-- start Exercise input --
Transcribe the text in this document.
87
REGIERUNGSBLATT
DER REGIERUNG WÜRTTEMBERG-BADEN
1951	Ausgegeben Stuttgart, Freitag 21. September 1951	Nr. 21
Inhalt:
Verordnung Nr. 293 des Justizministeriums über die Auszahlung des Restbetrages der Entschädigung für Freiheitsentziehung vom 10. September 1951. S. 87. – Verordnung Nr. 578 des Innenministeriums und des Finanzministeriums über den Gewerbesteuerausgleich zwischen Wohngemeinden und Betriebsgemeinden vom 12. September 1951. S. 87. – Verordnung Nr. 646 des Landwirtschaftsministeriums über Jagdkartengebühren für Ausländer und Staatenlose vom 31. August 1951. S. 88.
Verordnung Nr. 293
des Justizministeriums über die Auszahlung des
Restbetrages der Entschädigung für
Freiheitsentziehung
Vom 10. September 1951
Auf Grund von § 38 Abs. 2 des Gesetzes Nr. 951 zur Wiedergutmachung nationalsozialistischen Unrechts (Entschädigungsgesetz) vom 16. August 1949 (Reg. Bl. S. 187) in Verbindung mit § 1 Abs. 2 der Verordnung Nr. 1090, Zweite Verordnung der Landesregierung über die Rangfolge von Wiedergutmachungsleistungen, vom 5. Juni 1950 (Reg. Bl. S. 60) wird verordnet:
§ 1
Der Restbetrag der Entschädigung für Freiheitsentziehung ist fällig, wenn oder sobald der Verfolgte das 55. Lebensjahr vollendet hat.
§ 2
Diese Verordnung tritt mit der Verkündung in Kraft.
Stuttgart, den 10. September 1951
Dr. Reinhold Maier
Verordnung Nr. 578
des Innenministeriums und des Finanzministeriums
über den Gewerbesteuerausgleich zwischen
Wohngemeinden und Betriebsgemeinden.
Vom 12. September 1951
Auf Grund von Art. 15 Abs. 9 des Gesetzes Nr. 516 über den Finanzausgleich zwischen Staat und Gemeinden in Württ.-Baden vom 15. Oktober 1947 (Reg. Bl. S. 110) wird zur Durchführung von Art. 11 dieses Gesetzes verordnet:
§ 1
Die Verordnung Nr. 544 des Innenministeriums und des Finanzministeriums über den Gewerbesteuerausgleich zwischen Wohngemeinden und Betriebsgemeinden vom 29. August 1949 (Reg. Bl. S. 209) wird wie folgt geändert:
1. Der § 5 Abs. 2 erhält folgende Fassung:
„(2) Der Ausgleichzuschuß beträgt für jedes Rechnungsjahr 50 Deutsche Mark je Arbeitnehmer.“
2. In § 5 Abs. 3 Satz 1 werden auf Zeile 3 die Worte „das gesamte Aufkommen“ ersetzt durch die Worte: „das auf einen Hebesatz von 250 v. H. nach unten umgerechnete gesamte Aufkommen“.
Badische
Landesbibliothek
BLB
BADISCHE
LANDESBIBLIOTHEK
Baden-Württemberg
-- end Exercise input --
## Task to complete:
Write all of the records out again exactly.

## Result for this task:
Transcribe the text in this document.
87
REGIERUNGSBLATT
DER REGIERUNG WÜRTTEMBERG-BADEN
1951	Ausgegeben Stuttgart, Freitag 21. September 1951	Nr. 21
Inhalt:
Verordnung Nr. 293 des Justizministeriums über die Auszahlung des Restbetrages der Entschädigung für Freiheitsentziehung vom 10. September 1951. S. 87. – Verordnung Nr. 578 des Innenministeriums und des Finanzministeriums über den Gewerbesteuerausgleich zwischen Wohngemeinden und Betriebsgemeinden vom 12. September 1951. S. 87. – Verordnung Nr. 646 des Landwirtschaftsministeriums über Jagdkartengebühren für Ausländer und Staatenlose vom 31. August 1951. S. 88.
Verordnung Nr. 293
des Justizministeriums über die Auszahlung des
Restbetrages der Entschädigung für
Freiheitsentziehung
Vom 10. September 1951
Auf Grund von § 38 Abs. 2 des Gesetzes Nr. 951 zur Wiedergutmachung nationalsozialistischen Unrechts (Entschädigungsgesetz) vom 16. August 1949 (Reg. Bl. S. 187) in Verbindung mit § 1 Abs. 2 der Verordnung Nr. 1090, Zweite Verordnung der Landesregierung über die Rangfolge von Wiedergutmachungsleistungen, vom 5. Juni 1950 (Reg. Bl. S. 60) wird verordnet:
§ 1
Der Restbetrag der Entschädigung für Freiheitsentziehung ist fällig, wenn oder sobald der Verfolgte das 55. Lebensjahr vollendet hat.
§ 2
Diese Verordnung tritt mit der Verkündung in Kraft.
Stuttgart, den 10. September 1951
Dr. Reinhold Maier
Verordnung Nr. 578
des Innenministeriums und des Finanzministeriums
über den Gewerbesteuerausgleich zwischen
Wohngemeinden und Betriebsgemeinden.
Vom 12. September 1951
Auf Grund von Art. 15 Abs. 9 des Gesetzes Nr. 516 über den Finanzausgleich zwischen Staat und Gemeinden in Württ.-Baden vom 15. Oktober 1947 (Reg. Bl. S. 110) wird zur Durchführung von Art. 11 dieses Gesetzes verordnet:
§ 1
Die Verordnung Nr. 544 des Innenministeriums und des Finanzministeriums über den Gewerbesteuerausgleich zwischen Wohngemeinden und Betriebsgemeinden vom 29. August 1949 (Reg. Bl. S. 209) wird wie folgt geändert:
1. Der § 5 Abs. 2 erhält folgende Fassung:
„(2) Der Ausgleichzuschuß beträgt für jedes Rechnungsjahr 50 Deutsche Mark je Arbeitnehmer.“
2. In § 5 Abs. 3 Satz 1 werden auf Zeile 3 die Worte „das gesamte Aufkommen“ ersetzt durch die Worte: „das auf einen Hebesatz von 250 v. H. nach unten umgerechnete gesamte Aufkommen“.
Badische
Landesbibliothek
BLB
BADISCHE
LANDESBIBLIOTHEK
Baden-Württemberg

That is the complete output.